Task instructions :: All of the entries need to be written out again, exactly as they are.

-- Begin Available data --

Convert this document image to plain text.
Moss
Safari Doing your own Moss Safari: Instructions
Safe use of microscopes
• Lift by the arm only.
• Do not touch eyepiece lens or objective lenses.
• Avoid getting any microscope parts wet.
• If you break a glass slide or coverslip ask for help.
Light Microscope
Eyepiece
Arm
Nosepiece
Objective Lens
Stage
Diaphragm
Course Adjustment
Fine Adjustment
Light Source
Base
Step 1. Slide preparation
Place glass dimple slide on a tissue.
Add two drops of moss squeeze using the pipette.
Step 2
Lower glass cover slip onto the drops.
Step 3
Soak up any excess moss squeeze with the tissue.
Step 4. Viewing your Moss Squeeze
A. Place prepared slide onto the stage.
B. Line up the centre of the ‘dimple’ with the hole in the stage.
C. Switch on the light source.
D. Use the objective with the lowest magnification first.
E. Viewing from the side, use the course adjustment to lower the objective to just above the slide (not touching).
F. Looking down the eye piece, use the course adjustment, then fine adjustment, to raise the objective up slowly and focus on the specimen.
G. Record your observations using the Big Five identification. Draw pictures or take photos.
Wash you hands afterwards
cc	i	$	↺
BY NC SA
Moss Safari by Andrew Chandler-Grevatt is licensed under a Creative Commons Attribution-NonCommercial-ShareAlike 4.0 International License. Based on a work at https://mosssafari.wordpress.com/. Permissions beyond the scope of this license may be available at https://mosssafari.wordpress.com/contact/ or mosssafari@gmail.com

-- End Available data --

Task response ::
Convert this document image to plain text.
Moss
Safari Doing your own Moss Safari: Instructions
Safe use of microscopes
• Lift by the arm only.
• Do not touch eyepiece lens or objective lenses.
• Avoid getting any microscope parts wet.
• If you break a glass slide or coverslip ask for help.
Light Microscope
Eyepiece
Arm
Nosepiece
Objective Lens
Stage
Diaphragm
Course Adjustment
Fine Adjustment
Light Source
Base
Step 1. Slide preparation
Place glass dimple slide on a tissue.
Add two drops of moss squeeze using the pipette.
Step 2
Lower glass cover slip onto the drops.
Step 3
Soak up any excess moss squeeze with the tissue.
Step 4. Viewing your Moss Squeeze
A. Place prepared slide onto the stage.
B. Line up the centre of the ‘dimple’ with the hole in the stage.
C. Switch on the light source.
D. Use the objective with the lowest magnification first.
E. Viewing from the side, use the course adjustment to lower the objective to just above the slide (not touching).
F. Looking down the eye piece, use the course adjustment, then fine adjustment, to raise the objective up slowly and focus on the specimen.
G. Record your observations using the Big Five identification. Draw pictures or take photos.
Wash you hands afterwards
cc	i	$	↺
BY NC SA
Moss Safari by Andrew Chandler-Grevatt is licensed under a Creative Commons Attribution-NonCommercial-ShareAlike 4.0 International License. Based on a work at https://mosssafari.wordpress.com/. Permissions beyond the scope of this license may be available at https://mosssafari.wordpress.com/contact/ or mosssafari@gmail.com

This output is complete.